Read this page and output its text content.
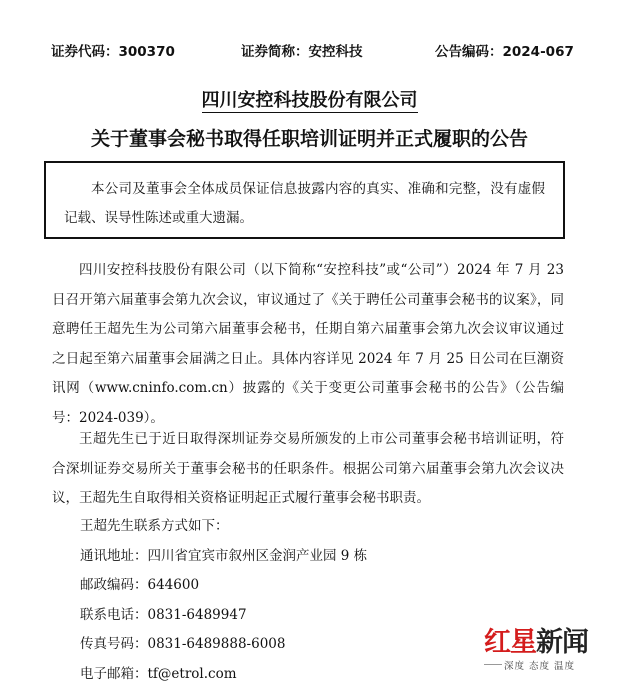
证券代码：300370	证券简称：安控科技	公告编码：2024-067
四川安控科技股份有限公司
关于董事会秘书取得任职培训证明并正式履职的公告
本公司及董事会全体成员保证信息披露内容的真实、准确和完整，没有虚假记载、误导性陈述或重大遗漏。

四川安控科技股份有限公司（以下简称“安控科技”或“公司”）2024 年 7 月 23 日召开第六届董事会第九次会议，审议通过了《关于聘任公司董事会秘书的议案》，同意聘任王超先生为公司第六届董事会秘书，任期自第六届董事会第九次会议审议通过之日起至第六届董事会届满之日止。具体内容详见 2024 年 7 月 25 日公司在巨潮资讯网（www.cninfo.com.cn）披露的《关于变更公司董事会秘书的公告》（公告编号：2024-039）。

王超先生已于近日取得深圳证券交易所颁发的上市公司董事会秘书培训证明，符合深圳证券交易所关于董事会秘书的任职条件。根据公司第六届董事会第九次会议决议，王超先生自取得相关资格证明起正式履行董事会秘书职责。

王超先生联系方式如下：
通讯地址：四川省宜宾市叙州区金润产业园 9 栋
邮政编码：644600
联系电话：0831-6489947
传真号码：0831-6489888-6008
电子邮箱：tf@etrol.com
红星新闻
深度 态度 温度
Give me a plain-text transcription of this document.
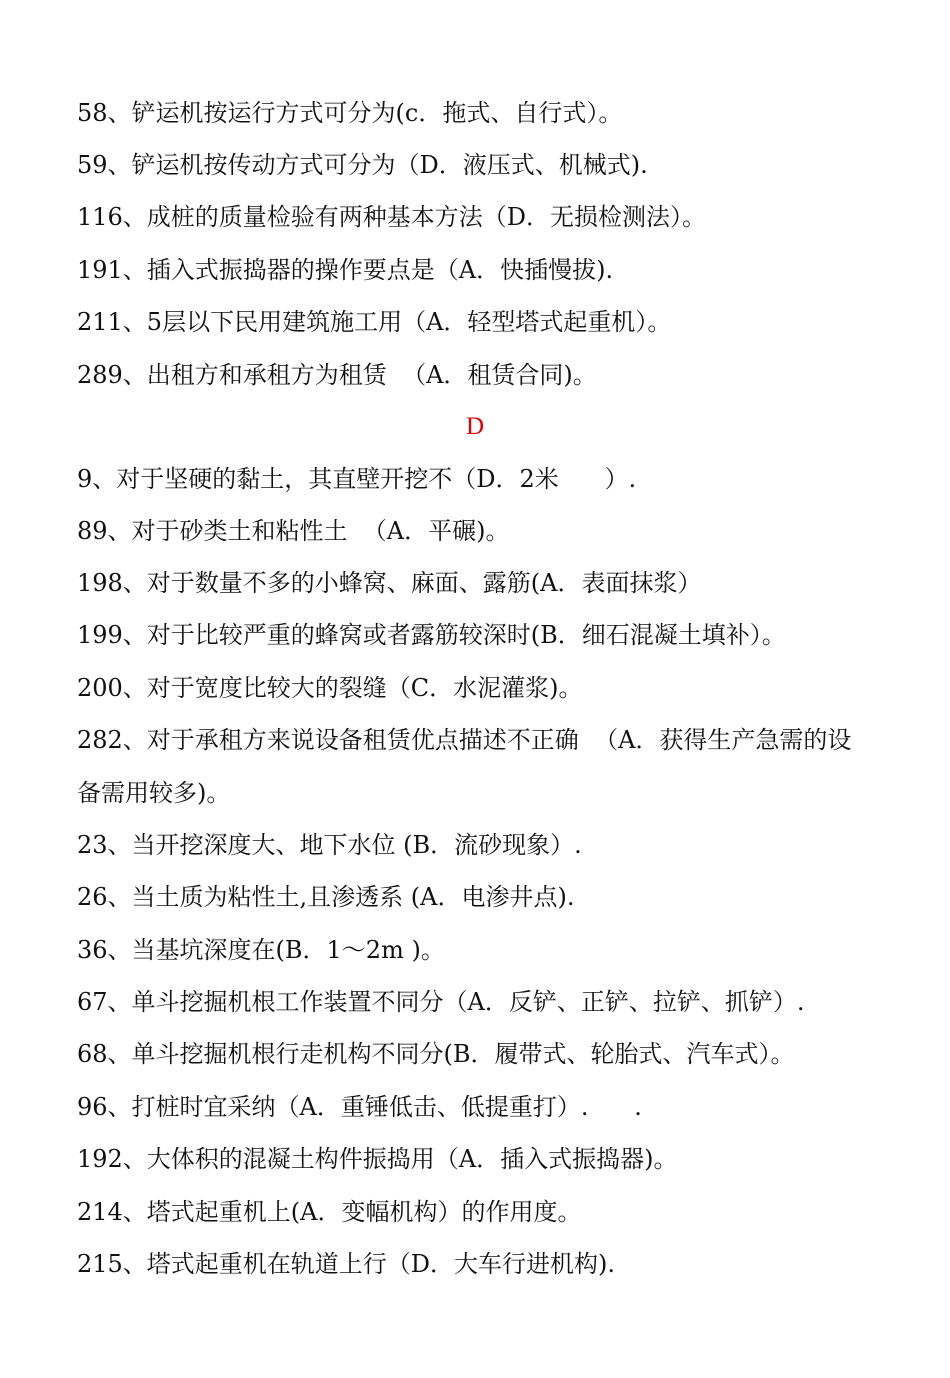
58、铲运机按运行方式可分为(c．拖式、自行式）。
59、铲运机按传动方式可分为（D．液压式、机械式).
116、成桩的质量检验有两种基本方法（D．无损检测法）。
191、插入式振捣器的操作要点是（A．快插慢拔).
211、5层以下民用建筑施工用（A．轻型塔式起重机）。
289、出租方和承租方为租赁  （A．租赁合同)。
D
9、对于坚硬的黏土，其直壁开挖不（D．2米      ）.
89、对于砂类土和粘性土  （A．平碾)。
198、对于数量不多的小蜂窝、麻面、露筋(A．表面抹浆）
199、对于比较严重的蜂窝或者露筋较深时(B．细石混凝土填补）。
200、对于宽度比较大的裂缝（C．水泥灌浆)。
282、对于承租方来说设备租赁优点描述不正确  （A．获得生产急需的设
备需用较多)。
23、当开挖深度大、地下水位 (B．流砂现象）.
26、当土质为粘性土,且渗透系 (A．电渗井点).
36、当基坑深度在(B．1～2m )。
67、单斗挖掘机根工作装置不同分（A．反铲、正铲、拉铲、抓铲）.
68、单斗挖掘机根行走机构不同分(B．履带式、轮胎式、汽车式）。
96、打桩时宜采纳（A．重锤低击、低提重打）.      .
192、大体积的混凝土构件振捣用（A．插入式振捣器)。
214、塔式起重机上(A．变幅机构）的作用度。
215、塔式起重机在轨道上行（D．大车行进机构).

========================

Copy every line above that holds the word "text".

__Output of the exercise__.
Read this page and output its text content.
Give me a plain-text transcription of this document.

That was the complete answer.